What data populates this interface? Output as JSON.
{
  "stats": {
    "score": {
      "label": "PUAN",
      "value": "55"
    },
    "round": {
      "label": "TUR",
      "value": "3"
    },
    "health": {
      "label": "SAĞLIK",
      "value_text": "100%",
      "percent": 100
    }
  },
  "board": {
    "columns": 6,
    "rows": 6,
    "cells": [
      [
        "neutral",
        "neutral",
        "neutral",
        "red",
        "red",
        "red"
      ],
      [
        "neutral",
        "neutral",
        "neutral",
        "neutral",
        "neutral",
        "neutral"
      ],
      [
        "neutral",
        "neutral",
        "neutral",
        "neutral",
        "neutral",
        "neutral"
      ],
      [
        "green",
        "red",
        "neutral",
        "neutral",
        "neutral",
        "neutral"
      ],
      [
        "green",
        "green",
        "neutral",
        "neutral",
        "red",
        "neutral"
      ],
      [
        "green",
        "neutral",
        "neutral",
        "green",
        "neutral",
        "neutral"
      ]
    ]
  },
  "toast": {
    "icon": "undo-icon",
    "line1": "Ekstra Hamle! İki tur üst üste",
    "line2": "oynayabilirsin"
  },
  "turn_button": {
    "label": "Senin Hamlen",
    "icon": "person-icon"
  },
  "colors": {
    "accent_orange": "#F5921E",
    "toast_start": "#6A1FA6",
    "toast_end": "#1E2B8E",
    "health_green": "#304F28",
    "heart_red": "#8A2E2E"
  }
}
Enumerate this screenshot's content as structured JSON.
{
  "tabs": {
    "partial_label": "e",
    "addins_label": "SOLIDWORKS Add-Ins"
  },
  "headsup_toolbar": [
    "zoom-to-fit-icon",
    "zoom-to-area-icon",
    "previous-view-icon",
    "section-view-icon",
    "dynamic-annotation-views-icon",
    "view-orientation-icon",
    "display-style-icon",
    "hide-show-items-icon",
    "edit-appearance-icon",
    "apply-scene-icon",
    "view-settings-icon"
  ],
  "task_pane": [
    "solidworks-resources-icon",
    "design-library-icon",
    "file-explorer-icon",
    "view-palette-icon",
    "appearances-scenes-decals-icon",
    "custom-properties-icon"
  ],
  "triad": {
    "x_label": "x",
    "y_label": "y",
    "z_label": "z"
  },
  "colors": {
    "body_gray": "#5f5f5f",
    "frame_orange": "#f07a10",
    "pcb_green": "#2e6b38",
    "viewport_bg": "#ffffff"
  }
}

--- --- ---

[WHAT YOU NEED TO DO]
Print again the material above, limited to the lines from the one holding "Enumerate this screenshot's" through the last, inclusive.

[THE ANSWER]
Enumerate this screenshot's content as structured JSON.
{
  "tabs": {
    "partial_label": "e",
    "addins_label": "SOLIDWORKS Add-Ins"
  },
  "headsup_toolbar": [
    "zoom-to-fit-icon",
    "zoom-to-area-icon",
    "previous-view-icon",
    "section-view-icon",
    "dynamic-annotation-views-icon",
    "view-orientation-icon",
    "display-style-icon",
    "hide-show-items-icon",
    "edit-appearance-icon",
    "apply-scene-icon",
    "view-settings-icon"
  ],
  "task_pane": [
    "solidworks-resources-icon",
    "design-library-icon",
    "file-explorer-icon",
    "view-palette-icon",
    "appearances-scenes-decals-icon",
    "custom-properties-icon"
  ],
  "triad": {
    "x_label": "x",
    "y_label": "y",
    "z_label": "z"
  },
  "colors": {
    "body_gray": "#5f5f5f",
    "frame_orange": "#f07a10",
    "pcb_green": "#2e6b38",
    "viewport_bg": "#ffffff"
  }
}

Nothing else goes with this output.